WHAT IS REQUIRED: Copy out the entries below in full and exactly.

MATERIAL FOR THIS TASK:
────────────────────────────────────────

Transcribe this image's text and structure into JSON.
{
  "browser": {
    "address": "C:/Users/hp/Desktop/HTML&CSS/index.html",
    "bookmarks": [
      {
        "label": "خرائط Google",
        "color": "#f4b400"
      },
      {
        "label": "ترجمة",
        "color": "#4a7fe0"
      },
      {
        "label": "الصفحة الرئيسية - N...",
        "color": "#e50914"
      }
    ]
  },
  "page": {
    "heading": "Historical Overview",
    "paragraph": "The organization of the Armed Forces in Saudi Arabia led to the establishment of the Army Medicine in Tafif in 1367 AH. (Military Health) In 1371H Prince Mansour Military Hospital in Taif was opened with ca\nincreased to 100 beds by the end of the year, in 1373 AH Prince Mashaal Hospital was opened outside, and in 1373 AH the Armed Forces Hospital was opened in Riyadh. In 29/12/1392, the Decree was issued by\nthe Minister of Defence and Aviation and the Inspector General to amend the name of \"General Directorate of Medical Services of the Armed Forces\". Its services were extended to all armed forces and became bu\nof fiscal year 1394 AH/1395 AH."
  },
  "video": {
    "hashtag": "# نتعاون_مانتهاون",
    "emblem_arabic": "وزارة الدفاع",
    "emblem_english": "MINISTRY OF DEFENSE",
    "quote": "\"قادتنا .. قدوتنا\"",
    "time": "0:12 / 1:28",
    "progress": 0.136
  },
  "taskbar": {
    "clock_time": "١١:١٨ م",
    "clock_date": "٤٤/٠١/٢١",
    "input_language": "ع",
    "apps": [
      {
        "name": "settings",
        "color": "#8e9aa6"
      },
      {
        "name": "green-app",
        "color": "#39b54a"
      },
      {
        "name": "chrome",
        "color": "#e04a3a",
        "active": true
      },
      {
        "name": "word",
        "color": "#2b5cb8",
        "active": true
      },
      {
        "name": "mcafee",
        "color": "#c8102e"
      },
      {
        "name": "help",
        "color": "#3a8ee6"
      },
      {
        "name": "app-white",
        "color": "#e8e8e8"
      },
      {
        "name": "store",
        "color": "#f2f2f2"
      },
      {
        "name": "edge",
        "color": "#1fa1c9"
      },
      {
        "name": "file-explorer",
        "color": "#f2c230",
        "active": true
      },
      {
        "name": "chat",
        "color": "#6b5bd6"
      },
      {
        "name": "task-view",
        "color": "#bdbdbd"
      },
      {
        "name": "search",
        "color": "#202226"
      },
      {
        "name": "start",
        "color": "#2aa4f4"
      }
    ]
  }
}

────────────────────────────────────────

EXPECTED ANSWER:
Transcribe this image's text and structure into JSON.
{
  "browser": {
    "address": "C:/Users/hp/Desktop/HTML&CSS/index.html",
    "bookmarks": [
      {
        "label": "خرائط Google",
        "color": "#f4b400"
      },
      {
        "label": "ترجمة",
        "color": "#4a7fe0"
      },
      {
        "label": "الصفحة الرئيسية - N...",
        "color": "#e50914"
      }
    ]
  },
  "page": {
    "heading": "Historical Overview",
    "paragraph": "The organization of the Armed Forces in Saudi Arabia led to the establishment of the Army Medicine in Tafif in 1367 AH. (Military Health) In 1371H Prince Mansour Military Hospital in Taif was opened with ca\nincreased to 100 beds by the end of the year, in 1373 AH Prince Mashaal Hospital was opened outside, and in 1373 AH the Armed Forces Hospital was opened in Riyadh. In 29/12/1392, the Decree was issued by\nthe Minister of Defence and Aviation and the Inspector General to amend the name of \"General Directorate of Medical Services of the Armed Forces\". Its services were extended to all armed forces and became bu\nof fiscal year 1394 AH/1395 AH."
  },
  "video": {
    "hashtag": "# نتعاون_مانتهاون",
    "emblem_arabic": "وزارة الدفاع",
    "emblem_english": "MINISTRY OF DEFENSE",
    "quote": "\"قادتنا .. قدوتنا\"",
    "time": "0:12 / 1:28",
    "progress": 0.136
  },
  "taskbar": {
    "clock_time": "١١:١٨ م",
    "clock_date": "٤٤/٠١/٢١",
    "input_language": "ع",
    "apps": [
      {
        "name": "settings",
        "color": "#8e9aa6"
      },
      {
        "name": "green-app",
        "color": "#39b54a"
      },
      {
        "name": "chrome",
        "color": "#e04a3a",
        "active": true
      },
      {
        "name": "word",
        "color": "#2b5cb8",
        "active": true
      },
      {
        "name": "mcafee",
        "color": "#c8102e"
      },
      {
        "name": "help",
        "color": "#3a8ee6"
      },
      {
        "name": "app-white",
        "color": "#e8e8e8"
      },
      {
        "name": "store",
        "color": "#f2f2f2"
      },
      {
        "name": "edge",
        "color": "#1fa1c9"
      },
      {
        "name": "file-explorer",
        "color": "#f2c230",
        "active": true
      },
      {
        "name": "chat",
        "color": "#6b5bd6"
      },
      {
        "name": "task-view",
        "color": "#bdbdbd"
      },
      {
        "name": "search",
        "color": "#202226"
      },
      {
        "name": "start",
        "color": "#2aa4f4"
      }
    ]
  }
}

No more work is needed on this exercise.